| Okuma parçası |
-------------------------
• Haziran 5, 2022
  • No Comment

STOCKDALE PARADOKSU PARANTEZİNDE ESARETTEN SONRA YENİDEN YAŞAM KURGUSU

STOCKDALE PARADOKSU PARANTEZİNDE ESARETTEN SONRA YENİDEN YAŞAM KURGUSU

Eski bir yargıç, tam zamanlı bir hukukçu olarak:) hukuka dair Türkiye’de yaşananları izah etmenin, sırf yazı süresince bile “Tımarhanede Günlük Tutmak”tan farklı hissettirmediğini biliyorum.

Bu nedenle kendime de bir iyilik yapıp sitedeki ilk yazıma başlarken “Stocdale Paradoksu” konusunu tercih ettim. Zira, özellikle Türkiye’de, 15 temmuz öncesi ve sonrası, bilinen olmayan örgüt suçlamalarıyla hapis sürecini yaşayanlar bilir ki bu travmatik vaka, gözaltı ve cezaevi süresinin sona ermesiyle bitmiyor.  Belki tam tersine, az sonra sözünü edeceğim stockdale paradoksunun etkisiyle, artarak devam ediyor. Adeta fantastik bilim kurgu film sahnesi yaşıyor gibi oluyorsunuz, cezaevinden çıkıp “özgür dünyaya” adım attığınızda: “..Dünyada insan ırkı bitmek tehlikesi ile yüz yüze. Canlı yaşamı sona ermiş. Bir kaç idealist insan, “insanlığın” kurtarılması adına mücadele ediyor..” Evet, böyle. Bilim-kurgu gibi gelen bu anlatım, ne yazık ki gerçekte de neredeyse birebir böyle. “İnsanlık”(insan olmanın asgari şartlarıyla ilgili etik, dini ve sosyal tanımlara bakılabilir) yaşadığınız ülkede bitme tehdidi ile karşı karşıya ve siz orada “yaşama tutunmak zorundasınız” Bu tutunma refleksinin gösterilebilmesi de cezaevinde, yaşadığınız zalimliği nasıl adlandırdığınız, absorbe ettiğiniz, PC oyunlarındaki gibi level atladığınızla doğrudan ilintili. Bu yüzden Stocdale paradoksuna düşmemek için nasıl bir yeniden yaşam kurgusu yapılabilire dair küçük notlarımı paylaşmak istedim.
-------------------------
| Verilen görev |
Okuma parçasına göre "yaşama tutunma" refleksinin gösterilebilmesi hangi şeylerle doğrudan ilintilidir? Hepsini sıralayın. Okuma parçasından sonra gelen malzemenin bu parçayla bir ilgisi yoktur.

| Malzeme |
-------------------------
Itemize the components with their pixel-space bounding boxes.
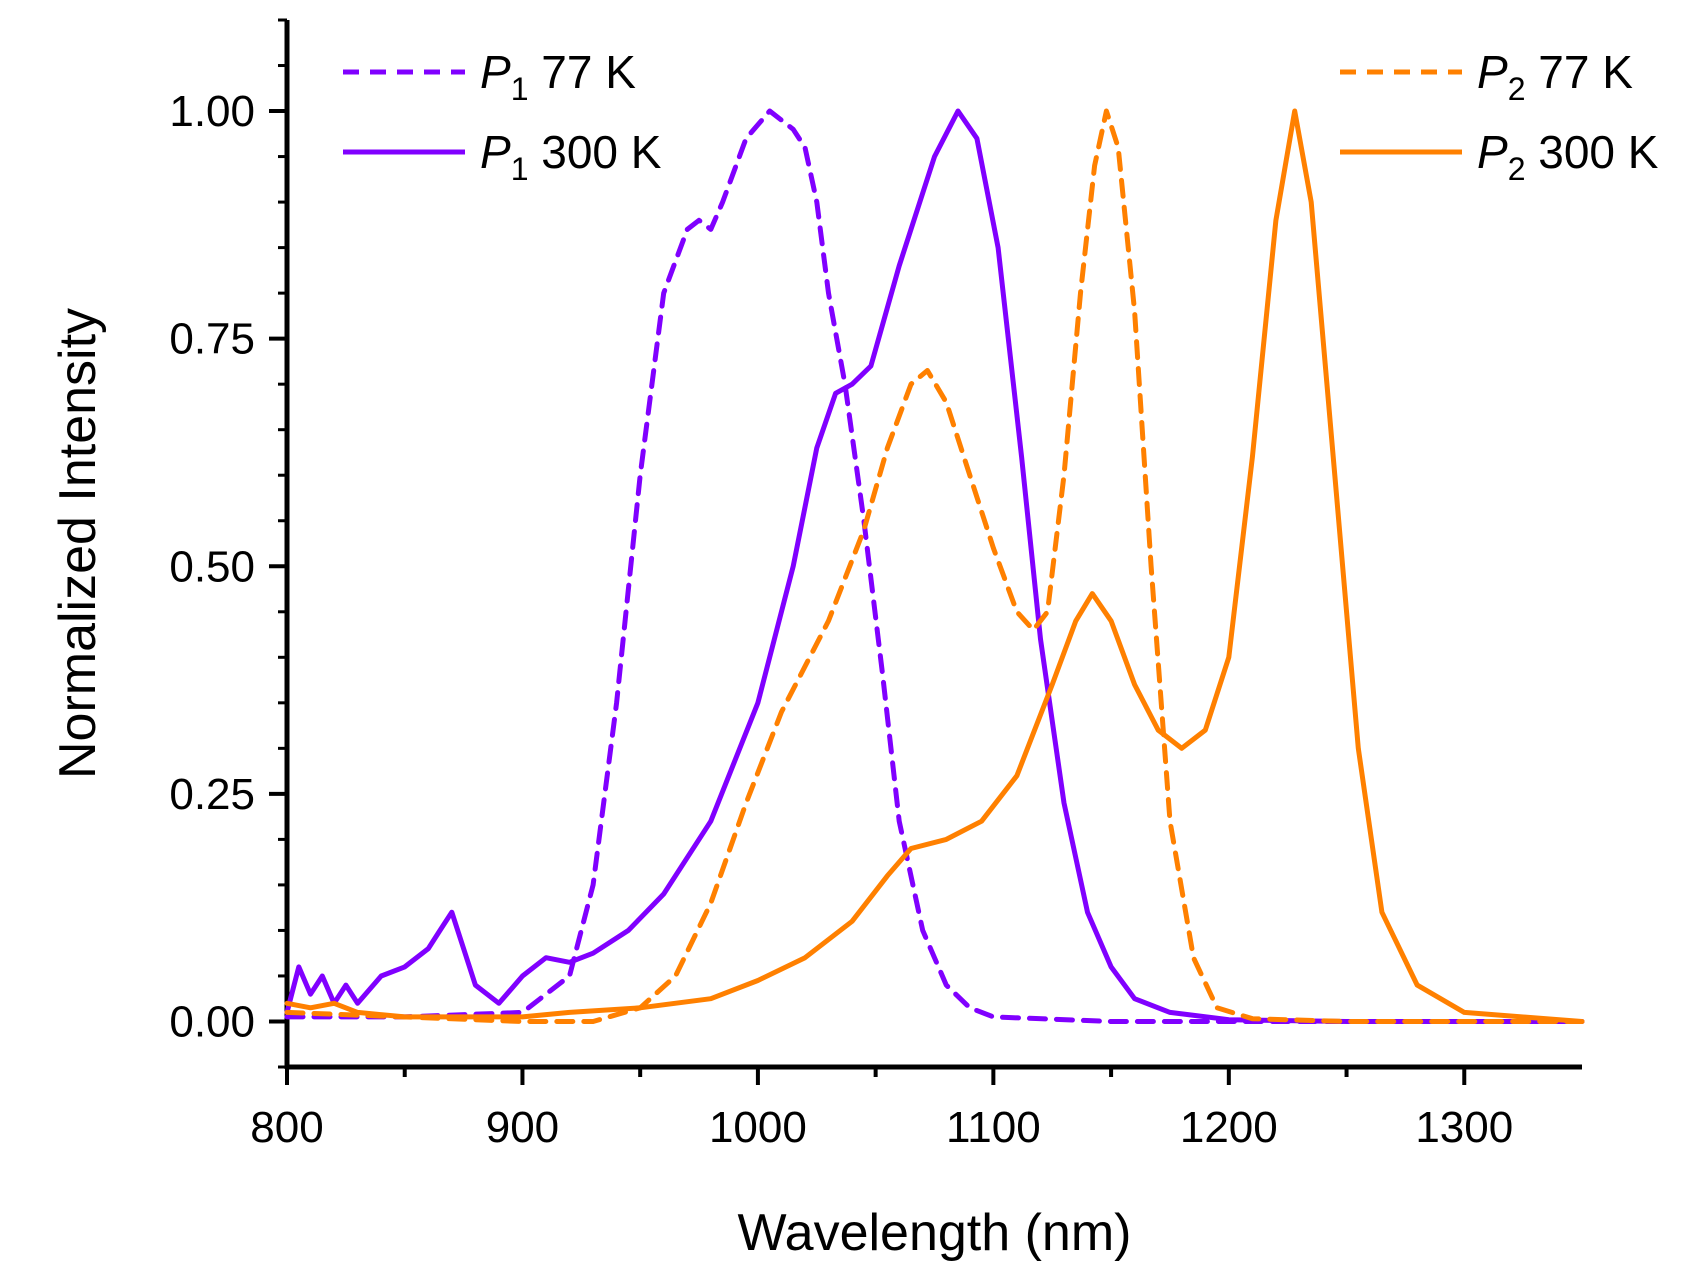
-------------------------
| Görev yanıtı |
- Cezaevinde yaşanan zalimliğin nasıl adlandırıldığı
- Bu zalimliğin nasıl absorbe edildiği
- PC oyunlarındaki gibi nasıl level atlandığı